SET PROBLEM —
Find how many lines in the data below mention "sebenar". Give the number only.

-----

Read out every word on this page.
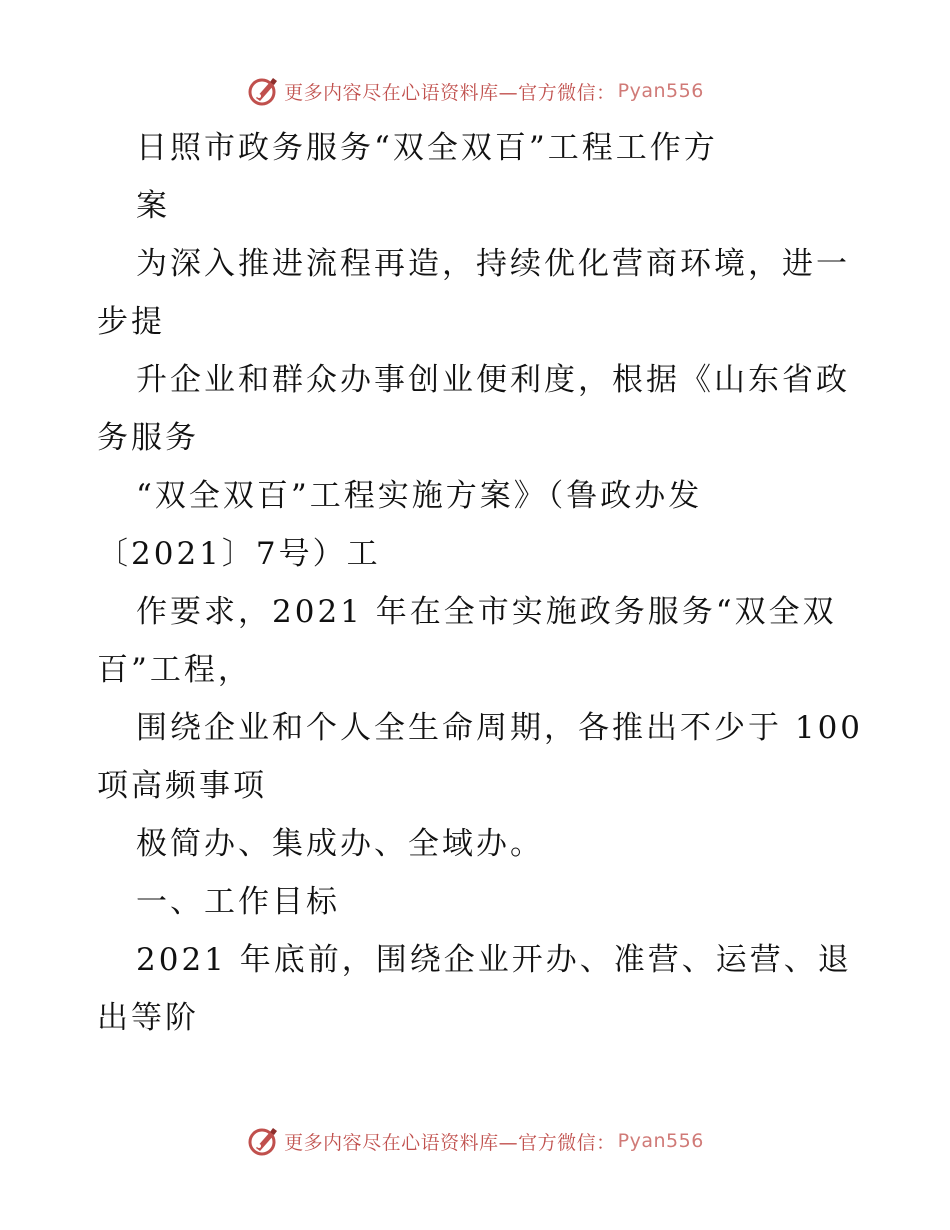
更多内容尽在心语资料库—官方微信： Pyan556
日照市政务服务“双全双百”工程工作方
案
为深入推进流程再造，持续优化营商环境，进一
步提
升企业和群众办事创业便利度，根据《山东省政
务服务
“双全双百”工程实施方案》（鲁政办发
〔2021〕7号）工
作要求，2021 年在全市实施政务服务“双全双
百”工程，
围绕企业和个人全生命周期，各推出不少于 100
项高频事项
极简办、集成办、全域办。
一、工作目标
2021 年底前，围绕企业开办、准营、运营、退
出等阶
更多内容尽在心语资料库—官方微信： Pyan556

-----

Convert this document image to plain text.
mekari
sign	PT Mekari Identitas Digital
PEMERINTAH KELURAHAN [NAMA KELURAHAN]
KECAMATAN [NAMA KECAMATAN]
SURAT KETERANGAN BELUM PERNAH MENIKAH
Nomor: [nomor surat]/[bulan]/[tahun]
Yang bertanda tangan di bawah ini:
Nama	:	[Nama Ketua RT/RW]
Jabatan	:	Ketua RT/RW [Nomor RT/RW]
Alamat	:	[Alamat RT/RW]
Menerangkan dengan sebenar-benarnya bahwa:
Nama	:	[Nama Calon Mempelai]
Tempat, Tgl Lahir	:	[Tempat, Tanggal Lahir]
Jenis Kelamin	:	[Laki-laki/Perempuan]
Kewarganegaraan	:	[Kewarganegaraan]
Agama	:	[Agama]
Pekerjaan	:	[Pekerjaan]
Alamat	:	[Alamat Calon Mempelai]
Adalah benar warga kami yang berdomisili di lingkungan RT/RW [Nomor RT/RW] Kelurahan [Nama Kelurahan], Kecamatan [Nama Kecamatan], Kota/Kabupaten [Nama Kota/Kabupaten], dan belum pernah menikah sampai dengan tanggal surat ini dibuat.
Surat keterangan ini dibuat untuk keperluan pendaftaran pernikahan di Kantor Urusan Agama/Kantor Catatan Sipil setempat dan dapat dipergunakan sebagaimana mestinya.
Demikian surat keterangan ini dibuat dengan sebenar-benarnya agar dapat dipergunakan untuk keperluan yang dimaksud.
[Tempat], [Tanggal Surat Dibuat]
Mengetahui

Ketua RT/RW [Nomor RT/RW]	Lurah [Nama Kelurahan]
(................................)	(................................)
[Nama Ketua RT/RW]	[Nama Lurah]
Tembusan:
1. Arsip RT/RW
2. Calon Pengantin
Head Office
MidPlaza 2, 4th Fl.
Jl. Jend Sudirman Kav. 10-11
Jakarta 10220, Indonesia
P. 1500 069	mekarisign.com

-----

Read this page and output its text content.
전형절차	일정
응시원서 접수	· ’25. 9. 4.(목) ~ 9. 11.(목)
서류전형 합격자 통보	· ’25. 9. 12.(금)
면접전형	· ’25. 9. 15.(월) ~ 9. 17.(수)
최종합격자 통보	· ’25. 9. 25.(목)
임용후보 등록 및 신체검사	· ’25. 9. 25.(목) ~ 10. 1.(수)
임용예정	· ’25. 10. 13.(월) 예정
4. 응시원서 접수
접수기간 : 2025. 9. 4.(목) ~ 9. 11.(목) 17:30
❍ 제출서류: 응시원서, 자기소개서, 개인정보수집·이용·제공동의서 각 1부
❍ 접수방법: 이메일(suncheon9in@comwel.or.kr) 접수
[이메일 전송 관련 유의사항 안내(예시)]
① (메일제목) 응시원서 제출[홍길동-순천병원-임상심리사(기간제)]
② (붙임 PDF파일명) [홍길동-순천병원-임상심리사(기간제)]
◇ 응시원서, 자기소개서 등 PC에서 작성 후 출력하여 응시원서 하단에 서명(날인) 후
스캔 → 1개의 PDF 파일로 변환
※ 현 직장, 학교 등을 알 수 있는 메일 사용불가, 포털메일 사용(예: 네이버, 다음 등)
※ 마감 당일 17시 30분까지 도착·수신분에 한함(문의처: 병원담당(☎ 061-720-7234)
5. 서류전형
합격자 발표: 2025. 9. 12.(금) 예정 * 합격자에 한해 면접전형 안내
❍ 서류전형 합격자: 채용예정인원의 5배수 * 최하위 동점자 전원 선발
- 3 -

-----

RESULT —
2